Entries provided.
--- --- ---
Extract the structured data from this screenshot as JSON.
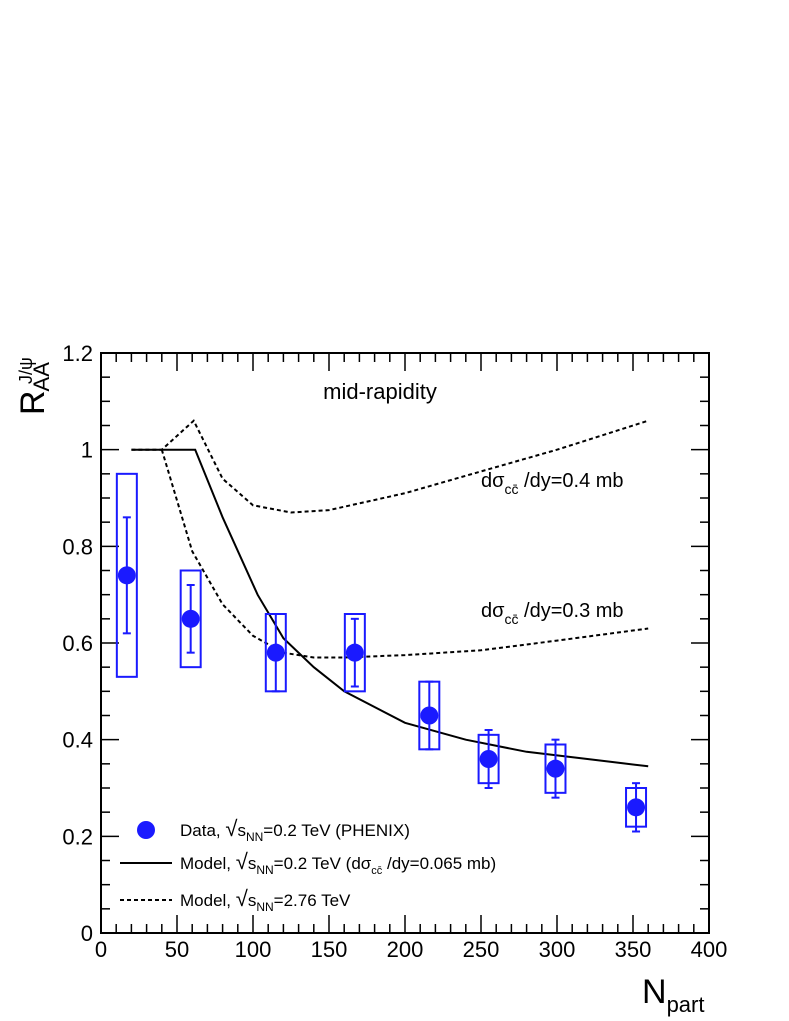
{
  "chart_data": {
    "type": "scatter",
    "title": "mid-rapidity",
    "xlabel": "N",
    "xlabel_sub": "part",
    "ylabel": "R",
    "ylabel_sub": "AA",
    "ylabel_sup": "J/ψ",
    "xlim": [
      0,
      400
    ],
    "ylim": [
      0,
      1.2
    ],
    "xticks": [
      0,
      50,
      100,
      150,
      200,
      250,
      300,
      350,
      400
    ],
    "xtick_labels": [
      "0",
      "50",
      "100",
      "150",
      "200",
      "250",
      "300",
      "350",
      "400"
    ],
    "yticks": [
      0,
      0.2,
      0.4,
      0.6,
      0.8,
      1.0,
      1.2
    ],
    "ytick_labels": [
      "0",
      "0.2",
      "0.4",
      "0.6",
      "0.8",
      "1",
      "1.2"
    ],
    "grid": false,
    "colors": {
      "data": "#1a1aff",
      "model": "#000000"
    },
    "series": [
      {
        "name": "Data, √sNN=0.2 TeV (PHENIX)",
        "kind": "points",
        "points": [
          {
            "x": 17,
            "y": 0.74,
            "err_lo": 0.62,
            "err_hi": 0.86,
            "sys_lo": 0.53,
            "sys_hi": 0.95
          },
          {
            "x": 59,
            "y": 0.65,
            "err_lo": 0.58,
            "err_hi": 0.72,
            "sys_lo": 0.55,
            "sys_hi": 0.75
          },
          {
            "x": 115,
            "y": 0.58,
            "err_lo": 0.5,
            "err_hi": 0.66,
            "sys_lo": 0.5,
            "sys_hi": 0.66
          },
          {
            "x": 167,
            "y": 0.58,
            "err_lo": 0.51,
            "err_hi": 0.65,
            "sys_lo": 0.5,
            "sys_hi": 0.66
          },
          {
            "x": 216,
            "y": 0.45,
            "err_lo": 0.38,
            "err_hi": 0.52,
            "sys_lo": 0.38,
            "sys_hi": 0.52
          },
          {
            "x": 255,
            "y": 0.36,
            "err_lo": 0.3,
            "err_hi": 0.42,
            "sys_lo": 0.31,
            "sys_hi": 0.41
          },
          {
            "x": 299,
            "y": 0.34,
            "err_lo": 0.28,
            "err_hi": 0.4,
            "sys_lo": 0.29,
            "sys_hi": 0.39
          },
          {
            "x": 352,
            "y": 0.26,
            "err_lo": 0.21,
            "err_hi": 0.31,
            "sys_lo": 0.22,
            "sys_hi": 0.3
          }
        ]
      },
      {
        "name": "Model, √sNN=0.2 TeV (dσcc̄/dy=0.065 mb)",
        "kind": "solid",
        "x": [
          20,
          40,
          62,
          80,
          103,
          120,
          140,
          160,
          200,
          240,
          280,
          320,
          360
        ],
        "y": [
          1.0,
          1.0,
          1.0,
          0.86,
          0.7,
          0.61,
          0.55,
          0.5,
          0.435,
          0.4,
          0.375,
          0.36,
          0.345
        ]
      },
      {
        "name": "Model, √sNN=2.76 TeV (dσcc̄/dy=0.4 mb)",
        "kind": "dashed",
        "x": [
          20,
          40,
          61,
          80,
          100,
          125,
          150,
          200,
          250,
          300,
          360
        ],
        "y": [
          1.0,
          1.0,
          1.06,
          0.94,
          0.885,
          0.87,
          0.875,
          0.91,
          0.955,
          1.0,
          1.06
        ]
      },
      {
        "name": "Model, √sNN=2.76 TeV (dσcc̄/dy=0.3 mb)",
        "kind": "dashed",
        "x": [
          40,
          60,
          80,
          100,
          120,
          140,
          160,
          200,
          250,
          300,
          360
        ],
        "y": [
          1.0,
          0.79,
          0.68,
          0.615,
          0.58,
          0.57,
          0.57,
          0.575,
          0.585,
          0.605,
          0.63
        ]
      }
    ],
    "annotations": [
      {
        "id": "top",
        "pre": "dσ",
        "sub": "cc̄",
        "post": " /dy=0.4 mb"
      },
      {
        "id": "mid",
        "pre": "dσ",
        "sub": "cc̄",
        "post": " /dy=0.3 mb"
      }
    ],
    "legend": {
      "position": "bottom-left",
      "entries": [
        {
          "marker": "circle",
          "pre": "Data, ",
          "root": "√",
          "s": "s",
          "sub": "NN",
          "post": "=0.2 TeV (PHENIX)"
        },
        {
          "marker": "solid",
          "pre": "Model, ",
          "root": "√",
          "s": "s",
          "sub": "NN",
          "post": "=0.2 TeV (dσ",
          "sub2": "cc̄",
          "post2": " /dy=0.065 mb)"
        },
        {
          "marker": "dashed",
          "pre": "Model, ",
          "root": "√",
          "s": "s",
          "sub": "NN",
          "post": "=2.76 TeV"
        }
      ]
    }
  }
}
--- --- ---
Task to complete.
Transcribe each entry above exactly, apart from the pictures.

Task result.
Extract the structured data from this screenshot as JSON.
{
  "chart_data": {
    "type": "scatter",
    "title": "mid-rapidity",
    "xlabel": "N",
    "xlabel_sub": "part",
    "ylabel": "R",
    "ylabel_sub": "AA",
    "ylabel_sup": "J/ψ",
    "xlim": [
      0,
      400
    ],
    "ylim": [
      0,
      1.2
    ],
    "xticks": [
      0,
      50,
      100,
      150,
      200,
      250,
      300,
      350,
      400
    ],
    "xtick_labels": [
      "0",
      "50",
      "100",
      "150",
      "200",
      "250",
      "300",
      "350",
      "400"
    ],
    "yticks": [
      0,
      0.2,
      0.4,
      0.6,
      0.8,
      1.0,
      1.2
    ],
    "ytick_labels": [
      "0",
      "0.2",
      "0.4",
      "0.6",
      "0.8",
      "1",
      "1.2"
    ],
    "grid": false,
    "colors": {
      "data": "#1a1aff",
      "model": "#000000"
    },
    "series": [
      {
        "name": "Data, √sNN=0.2 TeV (PHENIX)",
        "kind": "points",
        "points": [
          {
            "x": 17,
            "y": 0.74,
            "err_lo": 0.62,
            "err_hi": 0.86,
            "sys_lo": 0.53,
            "sys_hi": 0.95
          },
          {
            "x": 59,
            "y": 0.65,
            "err_lo": 0.58,
            "err_hi": 0.72,
            "sys_lo": 0.55,
            "sys_hi": 0.75
          },
          {
            "x": 115,
            "y": 0.58,
            "err_lo": 0.5,
            "err_hi": 0.66,
            "sys_lo": 0.5,
            "sys_hi": 0.66
          },
          {
            "x": 167,
            "y": 0.58,
            "err_lo": 0.51,
            "err_hi": 0.65,
            "sys_lo": 0.5,
            "sys_hi": 0.66
          },
          {
            "x": 216,
            "y": 0.45,
            "err_lo": 0.38,
            "err_hi": 0.52,
            "sys_lo": 0.38,
            "sys_hi": 0.52
          },
          {
            "x": 255,
            "y": 0.36,
            "err_lo": 0.3,
            "err_hi": 0.42,
            "sys_lo": 0.31,
            "sys_hi": 0.41
          },
          {
            "x": 299,
            "y": 0.34,
            "err_lo": 0.28,
            "err_hi": 0.4,
            "sys_lo": 0.29,
            "sys_hi": 0.39
          },
          {
            "x": 352,
            "y": 0.26,
            "err_lo": 0.21,
            "err_hi": 0.31,
            "sys_lo": 0.22,
            "sys_hi": 0.3
          }
        ]
      },
      {
        "name": "Model, √sNN=0.2 TeV (dσcc̄/dy=0.065 mb)",
        "kind": "solid",
        "x": [
          20,
          40,
          62,
          80,
          103,
          120,
          140,
          160,
          200,
          240,
          280,
          320,
          360
        ],
        "y": [
          1.0,
          1.0,
          1.0,
          0.86,
          0.7,
          0.61,
          0.55,
          0.5,
          0.435,
          0.4,
          0.375,
          0.36,
          0.345
        ]
      },
      {
        "name": "Model, √sNN=2.76 TeV (dσcc̄/dy=0.4 mb)",
        "kind": "dashed",
        "x": [
          20,
          40,
          61,
          80,
          100,
          125,
          150,
          200,
          250,
          300,
          360
        ],
        "y": [
          1.0,
          1.0,
          1.06,
          0.94,
          0.885,
          0.87,
          0.875,
          0.91,
          0.955,
          1.0,
          1.06
        ]
      },
      {
        "name": "Model, √sNN=2.76 TeV (dσcc̄/dy=0.3 mb)",
        "kind": "dashed",
        "x": [
          40,
          60,
          80,
          100,
          120,
          140,
          160,
          200,
          250,
          300,
          360
        ],
        "y": [
          1.0,
          0.79,
          0.68,
          0.615,
          0.58,
          0.57,
          0.57,
          0.575,
          0.585,
          0.605,
          0.63
        ]
      }
    ],
    "annotations": [
      {
        "id": "top",
        "pre": "dσ",
        "sub": "cc̄",
        "post": " /dy=0.4 mb"
      },
      {
        "id": "mid",
        "pre": "dσ",
        "sub": "cc̄",
        "post": " /dy=0.3 mb"
      }
    ],
    "legend": {
      "position": "bottom-left",
      "entries": [
        {
          "marker": "circle",
          "pre": "Data, ",
          "root": "√",
          "s": "s",
          "sub": "NN",
          "post": "=0.2 TeV (PHENIX)"
        },
        {
          "marker": "solid",
          "pre": "Model, ",
          "root": "√",
          "s": "s",
          "sub": "NN",
          "post": "=0.2 TeV (dσ",
          "sub2": "cc̄",
          "post2": " /dy=0.065 mb)"
        },
        {
          "marker": "dashed",
          "pre": "Model, ",
          "root": "√",
          "s": "s",
          "sub": "NN",
          "post": "=2.76 TeV"
        }
      ]
    }
  }
}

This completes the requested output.